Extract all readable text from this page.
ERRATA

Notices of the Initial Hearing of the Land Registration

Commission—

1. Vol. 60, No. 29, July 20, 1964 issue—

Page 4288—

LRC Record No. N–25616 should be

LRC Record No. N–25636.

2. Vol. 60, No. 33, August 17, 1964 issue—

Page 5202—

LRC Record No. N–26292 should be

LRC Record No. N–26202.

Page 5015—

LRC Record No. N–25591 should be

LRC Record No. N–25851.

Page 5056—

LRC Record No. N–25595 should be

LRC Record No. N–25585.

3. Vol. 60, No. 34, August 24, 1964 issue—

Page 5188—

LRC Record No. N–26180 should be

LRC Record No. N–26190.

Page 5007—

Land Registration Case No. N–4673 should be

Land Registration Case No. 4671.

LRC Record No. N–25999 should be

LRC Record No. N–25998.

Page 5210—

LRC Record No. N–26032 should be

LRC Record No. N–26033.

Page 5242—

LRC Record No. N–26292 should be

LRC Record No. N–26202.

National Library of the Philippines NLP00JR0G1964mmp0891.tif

────────────────────

*What the exercise asks:*
Reproduce the material above exactly; please quote every line of it.

*Task answer:*
Extract all readable text from this page.
ERRATA

Notices of the Initial Hearing of the Land Registration

Commission—

1. Vol. 60, No. 29, July 20, 1964 issue—

Page 4288—

LRC Record No. N–25616 should be

LRC Record No. N–25636.

2. Vol. 60, No. 33, August 17, 1964 issue—

Page 5202—

LRC Record No. N–26292 should be

LRC Record No. N–26202.

Page 5015—

LRC Record No. N–25591 should be

LRC Record No. N–25851.

Page 5056—

LRC Record No. N–25595 should be

LRC Record No. N–25585.

3. Vol. 60, No. 34, August 24, 1964 issue—

Page 5188—

LRC Record No. N–26180 should be

LRC Record No. N–26190.

Page 5007—

Land Registration Case No. N–4673 should be

Land Registration Case No. 4671.

LRC Record No. N–25999 should be

LRC Record No. N–25998.

Page 5210—

LRC Record No. N–26032 should be

LRC Record No. N–26033.

Page 5242—

LRC Record No. N–26292 should be

LRC Record No. N–26202.

National Library of the Philippines NLP00JR0G1964mmp0891.tif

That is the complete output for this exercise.